begin

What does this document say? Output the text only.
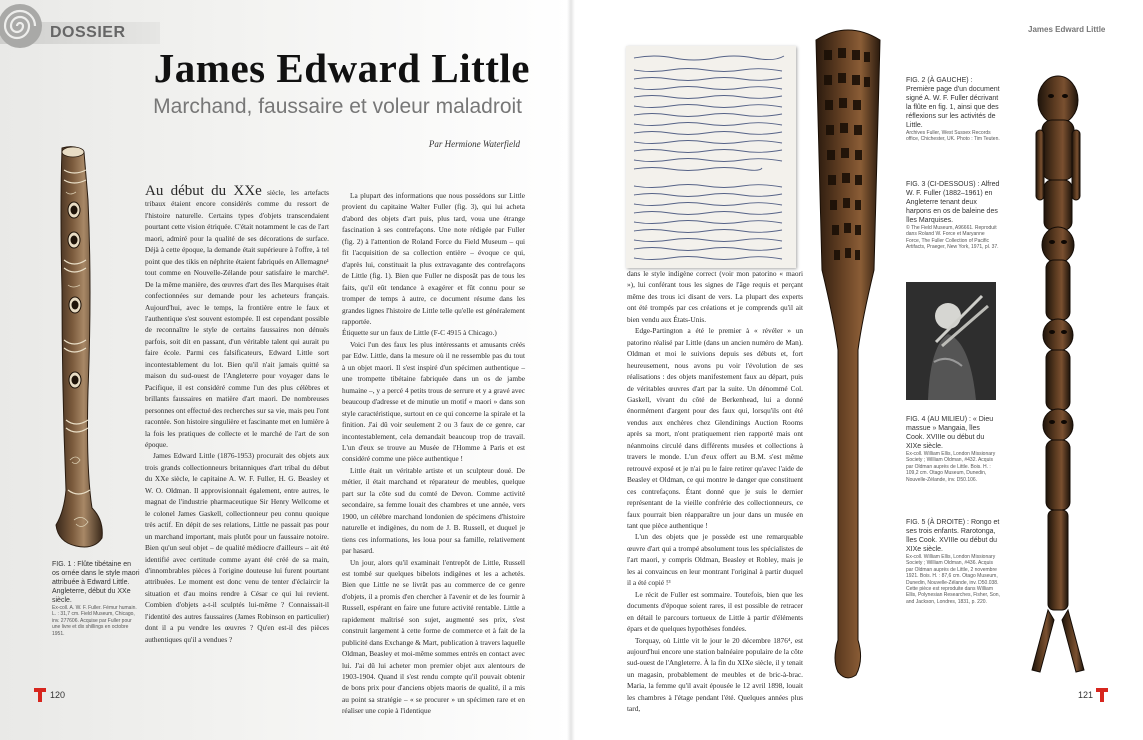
DOSSIER
James Edward Little
Marchand, faussaire et voleur maladroit
Par Hermione Waterfield
FIG. 1 : Flûte tibétaine en os ornée dans le style maori attribuée à Edward Little. Angleterre, début du XXe siècle.
Ex-coll. A. W. F. Fuller. Fémur humain. L. : 31,7 cm. Field Museum, Chicago, inv. 277606. Acquise par Fuller pour une livre et dix shillings en octobre 1951.

Au début du XXe siècle, les artefacts tribaux étaient encore considérés comme du ressort de l'histoire naturelle. Certains types d'objets transcendaient pourtant cette vision étriquée. C'était notamment le cas de l'art maori, admiré pour la qualité de ses décorations de surface. Déjà à cette époque, la demande était supérieure à l'offre, à tel point que des tikis en néphrite étaient fabriqués en Allemagne¹ tout comme en Nouvelle-Zélande pour satisfaire le marché². De la même manière, des œuvres d'art des îles Marquises était confectionnées sur demande pour les acheteurs français. Aujourd'hui, avec le temps, la frontière entre le faux et l'authentique s'est souvent estompée. Il est cependant possible de reconnaître le style de certains faussaires non dénués parfois, soit dit en passant, d'un véritable talent qui aurait pu faire école. Parmi ces falsificateurs, Edward Little sort incontestablement du lot. Bien qu'il n'ait jamais quitté sa maison du sud-ouest de l'Angleterre pour voyager dans le Pacifique, il est considéré comme l'un des plus célèbres et brillants faussaires en matière d'art maori. De nombreuses personnes ont effectué des recherches sur sa vie, mais peu l'ont racontée. Son histoire singulière et fascinante met en lumière à la fois les pratiques de collecte et le marché de l'art de son époque.

James Edward Little (1876-1953) procurait des objets aux trois grands collectionneurs britanniques d'art tribal du début du XXe siècle, le capitaine A. W. F. Fuller, H. G. Beasley et W. O. Oldman. Il approvisionnait également, entre autres, le magnat de l'industrie pharmaceutique Sir Henry Wellcome et le colonel James Gaskell, collectionneur peu connu quoique très actif. En dépit de ses relations, Little ne passait pas pour un marchand important, mais plutôt pour un faussaire notoire. Bien qu'un seul objet – de qualité médiocre d'ailleurs – ait été identifié avec certitude comme ayant été créé de sa main, d'innombrables pièces à l'origine douteuse lui furent pourtant attribuées. Le moment est donc venu de tenter d'éclaircir la situation et d'au moins rendre à César ce qui lui revient. Combien d'objets a-t-il sculptés lui-même ? Connaissait-il l'identité des autres faussaires (James Robinson en particulier) dont il a pu vendre les œuvres ? Qu'en est-il des pièces authentiques qu'il a vendues ?

La plupart des informations que nous possédons sur Little provient du capitaine Walter Fuller (fig. 3), qui lui acheta d'abord des objets d'art puis, plus tard, voua une étrange fascination à ses contrefaçons. Une note rédigée par Fuller (fig. 2) à l'attention de Roland Force du Field Museum – qui fit l'acquisition de sa collection entière – évoque ce qui, d'après lui, constituait la plus extravagante des contrefaçons de Little (fig. 1). Bien que Fuller ne disposât pas de tous les faits, qu'il eût tendance à exagérer et fût connu pour se tromper de temps à autre, ce document résume dans les grandes lignes l'histoire de Little telle qu'elle est généralement rapportée.

Étiquette sur un faux de Little (F-C 4915 à Chicago.)

Voici l'un des faux les plus intéressants et amusants créés par Edw. Little, dans la mesure où il ne ressemble pas du tout à un objet maori. Il s'est inspiré d'un spécimen authentique – une trompette tibétaine fabriquée dans un os de jambe humaine –, y a percé 4 petits trous de serrure et y a gravé avec beaucoup d'adresse et de minutie un motif « maori » dans son style caractéristique, surtout en ce qui concerne la spirale et la finition. J'ai dû voir seulement 2 ou 3 faux de ce genre, car incontestablement, cela demandait beaucoup trop de travail. L'un d'eux se trouve au Musée de l'Homme à Paris et est considéré comme une pièce authentique !

Little était un véritable artiste et un sculpteur doué. De métier, il était marchand et réparateur de meubles, quelque part sur la côte sud du comté de Devon. Comme activité secondaire, sa femme louait des chambres et une année, vers 1900, un célèbre marchand londonien de spécimens d'histoire naturelle et indigènes, du nom de J. B. Russell, et duquel je tiens ces informations, les loua pour sa famille, relativement par hasard.

Un jour, alors qu'il examinait l'entrepôt de Little, Russell est tombé sur quelques bibelots indigènes et les a achetés. Bien que Little ne se livrât pas au commerce de ce genre d'objets, il a promis d'en chercher à l'avenir et de les fournir à Russell, espérant en faire une future activité rentable. Little a rapidement maîtrisé son sujet, augmenté ses prix, s'est construit largement à cette forme de commerce et à fait de la publicité dans Exchange & Mart, publication à travers laquelle Oldman, Beasley et moi-même sommes entrés en contact avec lui. J'ai dû lui acheter mon premier objet aux alentours de 1903-1904. Quand il s'est rendu compte qu'il pouvait obtenir de bons prix pour d'anciens objets maoris de qualité, il a mis au point sa stratégie – « se procurer » un spécimen rare et en réaliser une copie à l'identique

120
James Edward Little

dans le style indigène correct (voir mon patorino « maori »), lui conférant tous les signes de l'âge requis et perçant même des trous ici disant de vers. La plupart des experts ont été trompés par ces créations et je comprends qu'il ait bien vendu aux États-Unis.

Edge-Partington a été le premier à « révéler » un patorino réalisé par Little (dans un ancien numéro de Man). Oldman et moi le suivions depuis ses débuts et, fort heureusement, nous avons pu voir l'évolution de ses réalisations : des objets manifestement faux au départ, puis de véritables œuvres d'art par la suite. Un dénommé Col. Gaskell, vivant du côté de Berkenhead, lui a donné énormément d'argent pour des faux qui, lorsqu'ils ont été vendus aux enchères chez Glendinings Auction Rooms après sa mort, n'ont pratiquement rien rapporté mais ont néanmoins circulé dans différents musées et collections à travers le monde. L'un d'eux offert au B.M. s'est même retrouvé exposé et je n'ai pu le faire retirer qu'avec l'aide de Beasley et Oldman, ce qui montre le danger que constituent ces contrefaçons. Étant donné que je suis le dernier représentant de la vieille confrérie des collectionneurs, ce faux pourrait bien réapparaître un jour dans un musée en tant que pièce authentique !

L'un des objets que je possède est une remarquable œuvre d'art qui a trompé absolument tous les spécialistes de l'art maori, y compris Oldman, Beasley et Robley, mais je les ai convaincus en leur montrant l'original à partir duquel il a été copié !³

Le récit de Fuller est sommaire. Toutefois, bien que les documents d'époque soient rares, il est possible de retracer en détail le parcours tortueux de Little à partir d'éléments épars et de quelques hypothèses fondées.

Torquay, où Little vit le jour le 20 décembre 1876⁴, est aujourd'hui encore une station balnéaire populaire de la côte sud-ouest de l'Angleterre. À la fin du XIXe siècle, il y tenait un magasin, probablement de meubles et de bric-à-brac. Maria, la femme qu'il avait épousée le 12 avril 1898, louait les chambres à l'étage pendant l'été. Quelques années plus tard,

FIG. 2 (À GAUCHE) : Première page d'un document signé A. W. F. Fuller décrivant la flûte en fig. 1, ainsi que des réflexions sur les activités de Little.
Archives Fuller, West Sussex Records office, Chichester, UK. Photo : Tim Teuten.
FIG. 3 (CI-DESSOUS) : Alfred W. F. Fuller (1882–1961) en Angleterre tenant deux harpons en os de baleine des îles Marquises.
© The Field Museum, A96661. Reproduit dans Roland W. Force et Maryanne Force, The Fuller Collection of Pacific Artifacts, Praeger, New York, 1971, pl. 37.
FIG. 4 (AU MILIEU) : « Dieu massue » Mangaia, îles Cook. XVIIIe ou début du XIXe siècle.
Ex-coll. William Ellis, London Missionary Society ; William Oldman, #432. Acquis par Oldman auprès de Little. Bois. H. : 109,2 cm. Otago Museum, Dunedin, Nouvelle-Zélande, inv. D50.106.
FIG. 5 (À DROITE) : Rongo et ses trois enfants. Rarotonga, îles Cook. XVIIIe ou début du XIXe siècle.
Ex-coll. William Ellis, London Missionary Society ; William Oldman, #436. Acquis par Oldman auprès de Little, 2 novembre 1921. Bois. H. : 87,6 cm. Otago Museum, Dunedin, Nouvelle-Zélande, inv. D50.038. Cette pièce est reproduite dans William Ellis, Polynesian Researches, Fisher, Son, and Jackson, Londres, 1831, p. 220.
121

end

| GOAL |
Single out each line of the records above with the string "Chicago" in it, and copy it.

| SOLUTION FOR THIS PROBLEM |
Ex-coll. A. W. F. Fuller. Fémur humain. L. : 31,7 cm. Field Museum, Chicago, inv. 277606. Acquise par Fuller pour une livre et dix shillings en octobre 1951.
Étiquette sur un faux de Little (F-C 4915 à Chicago.)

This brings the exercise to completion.